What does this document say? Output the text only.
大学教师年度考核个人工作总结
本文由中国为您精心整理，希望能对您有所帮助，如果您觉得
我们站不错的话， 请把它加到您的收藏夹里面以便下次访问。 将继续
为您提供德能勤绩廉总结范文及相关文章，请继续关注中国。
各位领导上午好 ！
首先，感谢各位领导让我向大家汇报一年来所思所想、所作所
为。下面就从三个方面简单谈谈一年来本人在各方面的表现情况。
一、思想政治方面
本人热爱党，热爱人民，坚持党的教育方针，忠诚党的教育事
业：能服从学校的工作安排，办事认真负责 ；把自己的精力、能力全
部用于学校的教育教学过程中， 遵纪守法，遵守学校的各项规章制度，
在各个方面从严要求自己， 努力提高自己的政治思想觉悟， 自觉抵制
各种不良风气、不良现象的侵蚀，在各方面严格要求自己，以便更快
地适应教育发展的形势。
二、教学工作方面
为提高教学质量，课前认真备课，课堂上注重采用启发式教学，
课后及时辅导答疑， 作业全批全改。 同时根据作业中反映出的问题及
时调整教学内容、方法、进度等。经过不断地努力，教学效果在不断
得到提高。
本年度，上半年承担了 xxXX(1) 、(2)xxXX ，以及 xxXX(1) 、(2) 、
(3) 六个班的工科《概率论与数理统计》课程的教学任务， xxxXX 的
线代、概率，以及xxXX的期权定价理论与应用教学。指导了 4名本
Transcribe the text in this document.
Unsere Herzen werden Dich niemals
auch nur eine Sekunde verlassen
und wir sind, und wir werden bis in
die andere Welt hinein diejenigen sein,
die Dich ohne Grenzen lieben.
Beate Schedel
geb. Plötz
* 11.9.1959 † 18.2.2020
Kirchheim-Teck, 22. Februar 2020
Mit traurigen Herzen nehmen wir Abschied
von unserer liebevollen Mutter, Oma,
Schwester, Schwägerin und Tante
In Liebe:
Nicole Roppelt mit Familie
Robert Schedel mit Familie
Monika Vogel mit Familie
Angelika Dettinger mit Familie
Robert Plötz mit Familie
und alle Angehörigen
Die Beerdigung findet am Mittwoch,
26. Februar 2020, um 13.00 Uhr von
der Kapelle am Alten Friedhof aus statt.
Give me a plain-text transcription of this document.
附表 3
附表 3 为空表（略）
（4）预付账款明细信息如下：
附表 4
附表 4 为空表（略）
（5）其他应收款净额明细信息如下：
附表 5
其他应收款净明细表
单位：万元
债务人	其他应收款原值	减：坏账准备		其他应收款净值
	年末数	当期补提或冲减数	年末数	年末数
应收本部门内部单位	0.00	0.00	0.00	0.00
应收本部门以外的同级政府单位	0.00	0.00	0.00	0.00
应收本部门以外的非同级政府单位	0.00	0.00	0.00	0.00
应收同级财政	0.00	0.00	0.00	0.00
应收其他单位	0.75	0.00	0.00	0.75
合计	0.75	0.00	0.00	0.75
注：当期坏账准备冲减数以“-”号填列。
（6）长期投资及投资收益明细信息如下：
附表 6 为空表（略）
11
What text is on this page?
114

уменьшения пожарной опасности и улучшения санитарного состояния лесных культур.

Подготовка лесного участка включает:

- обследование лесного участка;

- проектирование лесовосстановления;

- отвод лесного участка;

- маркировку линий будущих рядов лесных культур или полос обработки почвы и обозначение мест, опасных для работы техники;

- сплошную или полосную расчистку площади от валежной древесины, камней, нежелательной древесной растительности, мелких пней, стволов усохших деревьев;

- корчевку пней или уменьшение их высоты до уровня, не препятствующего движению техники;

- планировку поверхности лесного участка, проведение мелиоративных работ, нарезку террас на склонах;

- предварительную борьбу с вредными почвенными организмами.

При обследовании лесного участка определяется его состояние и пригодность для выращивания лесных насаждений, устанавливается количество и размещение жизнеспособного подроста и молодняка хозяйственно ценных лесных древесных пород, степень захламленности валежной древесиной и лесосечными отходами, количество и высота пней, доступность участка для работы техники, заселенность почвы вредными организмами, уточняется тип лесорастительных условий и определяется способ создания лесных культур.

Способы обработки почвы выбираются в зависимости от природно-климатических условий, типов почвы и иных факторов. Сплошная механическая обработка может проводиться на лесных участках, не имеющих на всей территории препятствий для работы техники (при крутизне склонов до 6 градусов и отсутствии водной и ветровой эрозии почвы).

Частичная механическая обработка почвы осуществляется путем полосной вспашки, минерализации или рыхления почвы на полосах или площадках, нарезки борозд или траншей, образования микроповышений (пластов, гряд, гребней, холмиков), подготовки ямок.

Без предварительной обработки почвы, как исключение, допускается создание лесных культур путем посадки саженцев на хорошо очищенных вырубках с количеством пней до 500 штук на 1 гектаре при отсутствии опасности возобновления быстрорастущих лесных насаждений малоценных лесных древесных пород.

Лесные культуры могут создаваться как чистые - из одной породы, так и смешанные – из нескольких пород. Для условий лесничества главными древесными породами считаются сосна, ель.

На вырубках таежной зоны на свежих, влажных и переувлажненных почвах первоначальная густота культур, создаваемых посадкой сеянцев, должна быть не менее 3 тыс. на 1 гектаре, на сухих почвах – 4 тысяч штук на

+++

What the exercise asks — Using the listing above, pull out all lines that hold the word "Dich".

Correct output —
Unsere Herzen werden Dich niemals
die Dich ohne Grenzen lieben.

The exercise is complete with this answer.